═══ Working data

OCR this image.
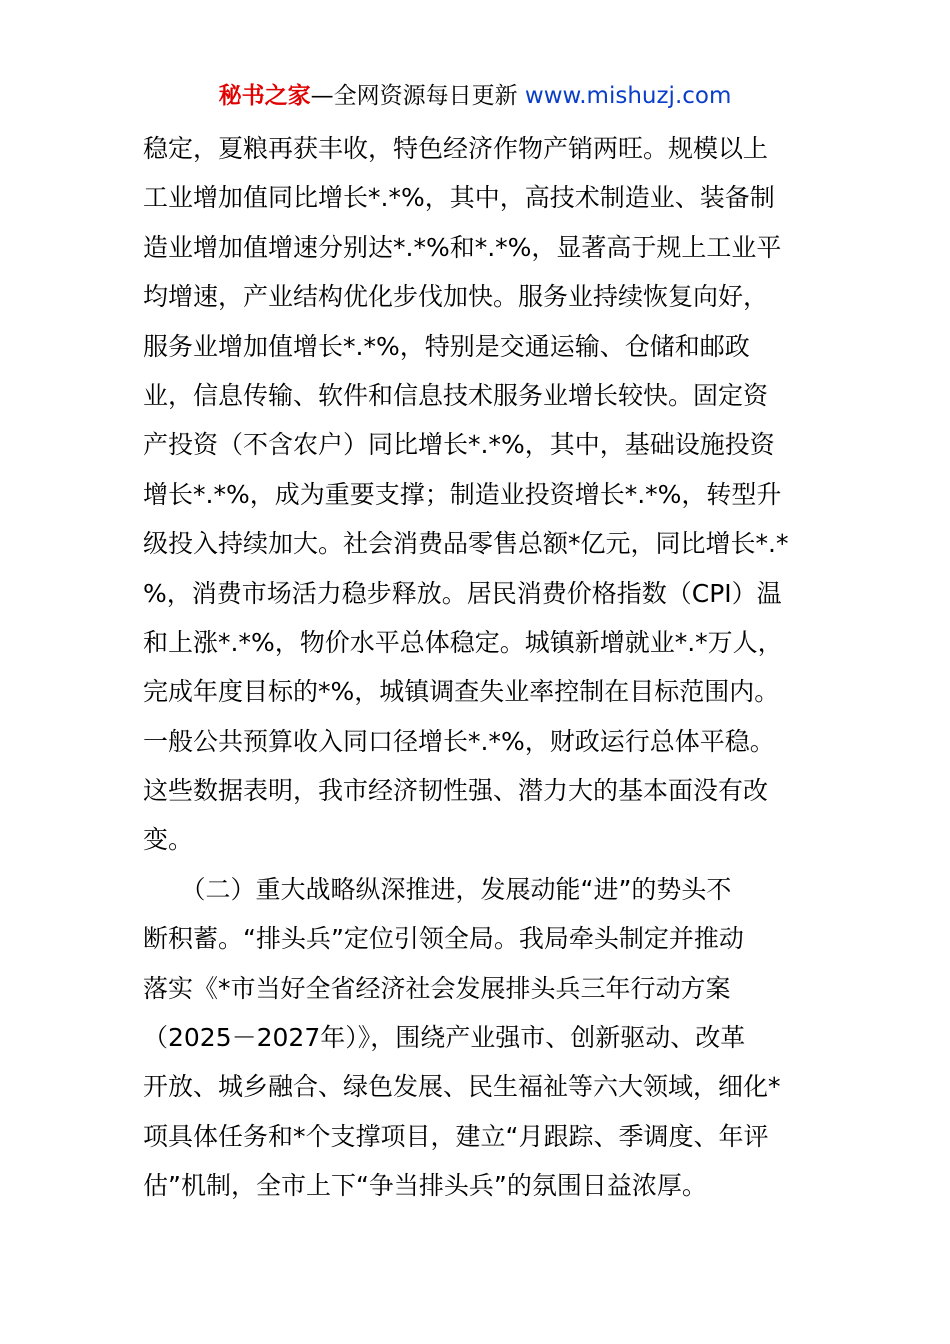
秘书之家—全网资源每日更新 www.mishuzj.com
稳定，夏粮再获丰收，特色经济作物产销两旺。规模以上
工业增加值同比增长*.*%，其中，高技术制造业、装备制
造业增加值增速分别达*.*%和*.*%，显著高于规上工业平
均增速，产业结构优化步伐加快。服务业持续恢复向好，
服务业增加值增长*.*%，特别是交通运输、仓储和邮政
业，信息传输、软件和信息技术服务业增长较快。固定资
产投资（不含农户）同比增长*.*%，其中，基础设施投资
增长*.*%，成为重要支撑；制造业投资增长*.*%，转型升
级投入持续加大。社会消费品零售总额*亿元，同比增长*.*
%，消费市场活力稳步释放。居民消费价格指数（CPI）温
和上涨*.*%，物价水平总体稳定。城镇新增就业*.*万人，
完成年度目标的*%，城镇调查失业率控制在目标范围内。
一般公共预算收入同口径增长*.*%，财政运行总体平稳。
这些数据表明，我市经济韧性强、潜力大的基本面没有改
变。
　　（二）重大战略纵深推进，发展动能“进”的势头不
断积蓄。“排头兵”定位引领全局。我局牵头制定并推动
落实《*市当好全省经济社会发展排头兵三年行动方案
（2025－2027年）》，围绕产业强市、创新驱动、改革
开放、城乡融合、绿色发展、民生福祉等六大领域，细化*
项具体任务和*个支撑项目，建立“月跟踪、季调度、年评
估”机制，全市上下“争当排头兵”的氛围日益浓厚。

══════

## Requirement
Restate the entire listing word for word, excluding pictures.

## Answer to the exercise
OCR this image.
秘书之家—全网资源每日更新 www.mishuzj.com
稳定，夏粮再获丰收，特色经济作物产销两旺。规模以上
工业增加值同比增长*.*%，其中，高技术制造业、装备制
造业增加值增速分别达*.*%和*.*%，显著高于规上工业平
均增速，产业结构优化步伐加快。服务业持续恢复向好，
服务业增加值增长*.*%，特别是交通运输、仓储和邮政
业，信息传输、软件和信息技术服务业增长较快。固定资
产投资（不含农户）同比增长*.*%，其中，基础设施投资
增长*.*%，成为重要支撑；制造业投资增长*.*%，转型升
级投入持续加大。社会消费品零售总额*亿元，同比增长*.*
%，消费市场活力稳步释放。居民消费价格指数（CPI）温
和上涨*.*%，物价水平总体稳定。城镇新增就业*.*万人，
完成年度目标的*%，城镇调查失业率控制在目标范围内。
一般公共预算收入同口径增长*.*%，财政运行总体平稳。
这些数据表明，我市经济韧性强、潜力大的基本面没有改
变。
　　（二）重大战略纵深推进，发展动能“进”的势头不
断积蓄。“排头兵”定位引领全局。我局牵头制定并推动
落实《*市当好全省经济社会发展排头兵三年行动方案
（2025－2027年）》，围绕产业强市、创新驱动、改革
开放、城乡融合、绿色发展、民生福祉等六大领域，细化*
项具体任务和*个支撑项目，建立“月跟踪、季调度、年评
估”机制，全市上下“争当排头兵”的氛围日益浓厚。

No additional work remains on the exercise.